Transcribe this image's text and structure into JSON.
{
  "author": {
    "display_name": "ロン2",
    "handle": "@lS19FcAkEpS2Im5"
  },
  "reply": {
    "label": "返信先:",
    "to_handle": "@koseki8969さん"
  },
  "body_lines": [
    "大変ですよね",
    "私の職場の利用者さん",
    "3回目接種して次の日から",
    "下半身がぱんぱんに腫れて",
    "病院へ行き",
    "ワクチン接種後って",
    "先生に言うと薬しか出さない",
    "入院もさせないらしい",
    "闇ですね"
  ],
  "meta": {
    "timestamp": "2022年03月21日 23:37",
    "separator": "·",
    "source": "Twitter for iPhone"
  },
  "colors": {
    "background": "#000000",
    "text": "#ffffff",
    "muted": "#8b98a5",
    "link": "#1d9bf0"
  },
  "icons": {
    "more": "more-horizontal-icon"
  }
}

# # #

Problem to work on - Only a number is wanted: how many lines of the material include the word "text".

Answer for this exercise - 2